[begin Entries]

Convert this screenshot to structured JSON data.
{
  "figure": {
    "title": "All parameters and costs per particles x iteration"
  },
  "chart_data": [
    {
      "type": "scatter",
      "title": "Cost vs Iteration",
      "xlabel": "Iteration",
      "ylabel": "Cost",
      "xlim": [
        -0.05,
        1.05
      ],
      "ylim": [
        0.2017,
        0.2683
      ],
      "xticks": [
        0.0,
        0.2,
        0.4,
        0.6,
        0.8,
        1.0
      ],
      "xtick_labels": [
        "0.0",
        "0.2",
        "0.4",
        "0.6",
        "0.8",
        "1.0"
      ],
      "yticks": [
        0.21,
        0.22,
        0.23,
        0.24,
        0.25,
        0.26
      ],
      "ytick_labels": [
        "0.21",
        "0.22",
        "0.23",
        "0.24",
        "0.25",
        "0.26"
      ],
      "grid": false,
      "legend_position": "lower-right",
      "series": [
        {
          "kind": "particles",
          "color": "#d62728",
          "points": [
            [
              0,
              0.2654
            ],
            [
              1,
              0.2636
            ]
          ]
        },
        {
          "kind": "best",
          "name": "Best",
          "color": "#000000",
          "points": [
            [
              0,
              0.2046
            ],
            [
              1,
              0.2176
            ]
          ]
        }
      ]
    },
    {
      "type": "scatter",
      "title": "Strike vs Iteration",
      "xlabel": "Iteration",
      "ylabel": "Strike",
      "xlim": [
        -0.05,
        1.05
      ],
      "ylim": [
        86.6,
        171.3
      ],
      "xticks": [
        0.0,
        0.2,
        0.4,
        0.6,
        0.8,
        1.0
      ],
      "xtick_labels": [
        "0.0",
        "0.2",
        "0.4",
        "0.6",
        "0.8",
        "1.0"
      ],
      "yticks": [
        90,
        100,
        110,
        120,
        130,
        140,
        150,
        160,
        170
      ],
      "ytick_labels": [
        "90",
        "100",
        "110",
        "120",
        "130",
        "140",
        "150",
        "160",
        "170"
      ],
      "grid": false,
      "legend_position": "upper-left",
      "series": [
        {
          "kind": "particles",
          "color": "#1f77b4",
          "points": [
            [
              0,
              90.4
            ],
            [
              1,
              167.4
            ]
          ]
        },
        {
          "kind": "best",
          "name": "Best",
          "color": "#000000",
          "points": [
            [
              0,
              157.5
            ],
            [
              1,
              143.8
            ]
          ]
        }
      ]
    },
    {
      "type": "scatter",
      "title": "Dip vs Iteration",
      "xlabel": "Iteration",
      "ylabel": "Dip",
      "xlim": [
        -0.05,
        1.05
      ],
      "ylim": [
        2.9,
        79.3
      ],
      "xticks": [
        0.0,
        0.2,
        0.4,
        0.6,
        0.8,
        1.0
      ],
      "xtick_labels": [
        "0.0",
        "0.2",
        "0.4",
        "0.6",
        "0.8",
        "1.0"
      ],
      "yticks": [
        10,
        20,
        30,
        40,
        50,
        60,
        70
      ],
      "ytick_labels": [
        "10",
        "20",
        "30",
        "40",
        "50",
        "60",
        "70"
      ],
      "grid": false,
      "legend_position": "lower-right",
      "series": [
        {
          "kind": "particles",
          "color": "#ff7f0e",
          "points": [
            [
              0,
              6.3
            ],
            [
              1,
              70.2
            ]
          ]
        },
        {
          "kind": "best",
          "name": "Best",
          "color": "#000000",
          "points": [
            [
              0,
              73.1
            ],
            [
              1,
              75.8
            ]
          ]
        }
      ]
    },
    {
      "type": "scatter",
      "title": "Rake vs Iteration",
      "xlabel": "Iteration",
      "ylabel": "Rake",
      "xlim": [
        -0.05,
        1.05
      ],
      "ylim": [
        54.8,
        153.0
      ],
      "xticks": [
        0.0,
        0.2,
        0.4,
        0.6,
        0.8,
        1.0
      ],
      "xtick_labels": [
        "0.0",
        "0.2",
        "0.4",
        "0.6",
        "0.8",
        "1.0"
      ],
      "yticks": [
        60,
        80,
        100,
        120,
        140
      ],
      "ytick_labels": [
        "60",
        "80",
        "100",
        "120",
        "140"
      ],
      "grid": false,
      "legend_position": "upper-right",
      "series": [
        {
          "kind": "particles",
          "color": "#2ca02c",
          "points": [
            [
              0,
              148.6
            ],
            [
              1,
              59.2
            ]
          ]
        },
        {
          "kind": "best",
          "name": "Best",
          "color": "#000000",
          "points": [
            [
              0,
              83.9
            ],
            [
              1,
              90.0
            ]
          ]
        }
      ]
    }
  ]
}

[end Entries]

◆ Task requirements ◆
Copy out the whole listing, exactly as written.

◆ Solution for this exercise ◆
Convert this screenshot to structured JSON data.
{
  "figure": {
    "title": "All parameters and costs per particles x iteration"
  },
  "chart_data": [
    {
      "type": "scatter",
      "title": "Cost vs Iteration",
      "xlabel": "Iteration",
      "ylabel": "Cost",
      "xlim": [
        -0.05,
        1.05
      ],
      "ylim": [
        0.2017,
        0.2683
      ],
      "xticks": [
        0.0,
        0.2,
        0.4,
        0.6,
        0.8,
        1.0
      ],
      "xtick_labels": [
        "0.0",
        "0.2",
        "0.4",
        "0.6",
        "0.8",
        "1.0"
      ],
      "yticks": [
        0.21,
        0.22,
        0.23,
        0.24,
        0.25,
        0.26
      ],
      "ytick_labels": [
        "0.21",
        "0.22",
        "0.23",
        "0.24",
        "0.25",
        "0.26"
      ],
      "grid": false,
      "legend_position": "lower-right",
      "series": [
        {
          "kind": "particles",
          "color": "#d62728",
          "points": [
            [
              0,
              0.2654
            ],
            [
              1,
              0.2636
            ]
          ]
        },
        {
          "kind": "best",
          "name": "Best",
          "color": "#000000",
          "points": [
            [
              0,
              0.2046
            ],
            [
              1,
              0.2176
            ]
          ]
        }
      ]
    },
    {
      "type": "scatter",
      "title": "Strike vs Iteration",
      "xlabel": "Iteration",
      "ylabel": "Strike",
      "xlim": [
        -0.05,
        1.05
      ],
      "ylim": [
        86.6,
        171.3
      ],
      "xticks": [
        0.0,
        0.2,
        0.4,
        0.6,
        0.8,
        1.0
      ],
      "xtick_labels": [
        "0.0",
        "0.2",
        "0.4",
        "0.6",
        "0.8",
        "1.0"
      ],
      "yticks": [
        90,
        100,
        110,
        120,
        130,
        140,
        150,
        160,
        170
      ],
      "ytick_labels": [
        "90",
        "100",
        "110",
        "120",
        "130",
        "140",
        "150",
        "160",
        "170"
      ],
      "grid": false,
      "legend_position": "upper-left",
      "series": [
        {
          "kind": "particles",
          "color": "#1f77b4",
          "points": [
            [
              0,
              90.4
            ],
            [
              1,
              167.4
            ]
          ]
        },
        {
          "kind": "best",
          "name": "Best",
          "color": "#000000",
          "points": [
            [
              0,
              157.5
            ],
            [
              1,
              143.8
            ]
          ]
        }
      ]
    },
    {
      "type": "scatter",
      "title": "Dip vs Iteration",
      "xlabel": "Iteration",
      "ylabel": "Dip",
      "xlim": [
        -0.05,
        1.05
      ],
      "ylim": [
        2.9,
        79.3
      ],
      "xticks": [
        0.0,
        0.2,
        0.4,
        0.6,
        0.8,
        1.0
      ],
      "xtick_labels": [
        "0.0",
        "0.2",
        "0.4",
        "0.6",
        "0.8",
        "1.0"
      ],
      "yticks": [
        10,
        20,
        30,
        40,
        50,
        60,
        70
      ],
      "ytick_labels": [
        "10",
        "20",
        "30",
        "40",
        "50",
        "60",
        "70"
      ],
      "grid": false,
      "legend_position": "lower-right",
      "series": [
        {
          "kind": "particles",
          "color": "#ff7f0e",
          "points": [
            [
              0,
              6.3
            ],
            [
              1,
              70.2
            ]
          ]
        },
        {
          "kind": "best",
          "name": "Best",
          "color": "#000000",
          "points": [
            [
              0,
              73.1
            ],
            [
              1,
              75.8
            ]
          ]
        }
      ]
    },
    {
      "type": "scatter",
      "title": "Rake vs Iteration",
      "xlabel": "Iteration",
      "ylabel": "Rake",
      "xlim": [
        -0.05,
        1.05
      ],
      "ylim": [
        54.8,
        153.0
      ],
      "xticks": [
        0.0,
        0.2,
        0.4,
        0.6,
        0.8,
        1.0
      ],
      "xtick_labels": [
        "0.0",
        "0.2",
        "0.4",
        "0.6",
        "0.8",
        "1.0"
      ],
      "yticks": [
        60,
        80,
        100,
        120,
        140
      ],
      "ytick_labels": [
        "60",
        "80",
        "100",
        "120",
        "140"
      ],
      "grid": false,
      "legend_position": "upper-right",
      "series": [
        {
          "kind": "particles",
          "color": "#2ca02c",
          "points": [
            [
              0,
              148.6
            ],
            [
              1,
              59.2
            ]
          ]
        },
        {
          "kind": "best",
          "name": "Best",
          "color": "#000000",
          "points": [
            [
              0,
              83.9
            ],
            [
              1,
              90.0
            ]
          ]
        }
      ]
    }
  ]
}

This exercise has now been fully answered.